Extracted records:
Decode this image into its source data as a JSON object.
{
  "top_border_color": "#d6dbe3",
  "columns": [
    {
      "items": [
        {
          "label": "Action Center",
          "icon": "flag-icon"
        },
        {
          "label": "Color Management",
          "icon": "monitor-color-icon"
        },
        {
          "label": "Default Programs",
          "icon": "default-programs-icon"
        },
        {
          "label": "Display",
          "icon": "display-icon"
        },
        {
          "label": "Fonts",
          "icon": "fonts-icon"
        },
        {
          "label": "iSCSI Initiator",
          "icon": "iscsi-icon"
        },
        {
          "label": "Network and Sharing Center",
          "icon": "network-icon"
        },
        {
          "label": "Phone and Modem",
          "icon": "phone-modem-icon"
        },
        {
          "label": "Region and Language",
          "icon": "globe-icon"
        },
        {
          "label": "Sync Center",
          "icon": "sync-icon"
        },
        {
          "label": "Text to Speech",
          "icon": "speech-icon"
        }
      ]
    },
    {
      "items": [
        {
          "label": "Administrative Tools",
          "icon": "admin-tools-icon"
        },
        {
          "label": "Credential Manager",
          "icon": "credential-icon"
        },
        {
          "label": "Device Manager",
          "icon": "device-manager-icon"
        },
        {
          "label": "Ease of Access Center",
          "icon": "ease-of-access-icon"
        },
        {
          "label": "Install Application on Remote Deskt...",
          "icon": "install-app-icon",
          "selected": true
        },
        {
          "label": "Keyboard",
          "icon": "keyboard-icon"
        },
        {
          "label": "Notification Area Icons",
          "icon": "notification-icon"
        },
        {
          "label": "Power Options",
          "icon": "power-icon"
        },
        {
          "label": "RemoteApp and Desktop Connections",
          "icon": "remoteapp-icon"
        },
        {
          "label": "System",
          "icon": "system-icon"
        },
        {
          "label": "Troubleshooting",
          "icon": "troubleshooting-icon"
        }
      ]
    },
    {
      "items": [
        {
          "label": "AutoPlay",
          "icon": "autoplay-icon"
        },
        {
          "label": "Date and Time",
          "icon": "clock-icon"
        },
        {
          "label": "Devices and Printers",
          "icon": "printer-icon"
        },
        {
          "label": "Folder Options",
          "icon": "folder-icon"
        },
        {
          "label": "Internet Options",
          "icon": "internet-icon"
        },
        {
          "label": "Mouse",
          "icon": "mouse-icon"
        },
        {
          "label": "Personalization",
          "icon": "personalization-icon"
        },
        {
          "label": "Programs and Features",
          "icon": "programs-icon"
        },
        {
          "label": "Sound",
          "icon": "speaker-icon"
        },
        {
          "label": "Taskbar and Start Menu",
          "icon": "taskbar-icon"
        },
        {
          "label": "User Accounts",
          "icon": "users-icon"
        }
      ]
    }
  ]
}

# WORK REQUIRED
Set down the entries verbatim, leaving none out.

# RESULT OF THIS TASK
Decode this image into its source data as a JSON object.
{
  "top_border_color": "#d6dbe3",
  "columns": [
    {
      "items": [
        {
          "label": "Action Center",
          "icon": "flag-icon"
        },
        {
          "label": "Color Management",
          "icon": "monitor-color-icon"
        },
        {
          "label": "Default Programs",
          "icon": "default-programs-icon"
        },
        {
          "label": "Display",
          "icon": "display-icon"
        },
        {
          "label": "Fonts",
          "icon": "fonts-icon"
        },
        {
          "label": "iSCSI Initiator",
          "icon": "iscsi-icon"
        },
        {
          "label": "Network and Sharing Center",
          "icon": "network-icon"
        },
        {
          "label": "Phone and Modem",
          "icon": "phone-modem-icon"
        },
        {
          "label": "Region and Language",
          "icon": "globe-icon"
        },
        {
          "label": "Sync Center",
          "icon": "sync-icon"
        },
        {
          "label": "Text to Speech",
          "icon": "speech-icon"
        }
      ]
    },
    {
      "items": [
        {
          "label": "Administrative Tools",
          "icon": "admin-tools-icon"
        },
        {
          "label": "Credential Manager",
          "icon": "credential-icon"
        },
        {
          "label": "Device Manager",
          "icon": "device-manager-icon"
        },
        {
          "label": "Ease of Access Center",
          "icon": "ease-of-access-icon"
        },
        {
          "label": "Install Application on Remote Deskt...",
          "icon": "install-app-icon",
          "selected": true
        },
        {
          "label": "Keyboard",
          "icon": "keyboard-icon"
        },
        {
          "label": "Notification Area Icons",
          "icon": "notification-icon"
        },
        {
          "label": "Power Options",
          "icon": "power-icon"
        },
        {
          "label": "RemoteApp and Desktop Connections",
          "icon": "remoteapp-icon"
        },
        {
          "label": "System",
          "icon": "system-icon"
        },
        {
          "label": "Troubleshooting",
          "icon": "troubleshooting-icon"
        }
      ]
    },
    {
      "items": [
        {
          "label": "AutoPlay",
          "icon": "autoplay-icon"
        },
        {
          "label": "Date and Time",
          "icon": "clock-icon"
        },
        {
          "label": "Devices and Printers",
          "icon": "printer-icon"
        },
        {
          "label": "Folder Options",
          "icon": "folder-icon"
        },
        {
          "label": "Internet Options",
          "icon": "internet-icon"
        },
        {
          "label": "Mouse",
          "icon": "mouse-icon"
        },
        {
          "label": "Personalization",
          "icon": "personalization-icon"
        },
        {
          "label": "Programs and Features",
          "icon": "programs-icon"
        },
        {
          "label": "Sound",
          "icon": "speaker-icon"
        },
        {
          "label": "Taskbar and Start Menu",
          "icon": "taskbar-icon"
        },
        {
          "label": "User Accounts",
          "icon": "users-icon"
        }
      ]
    }
  ]
}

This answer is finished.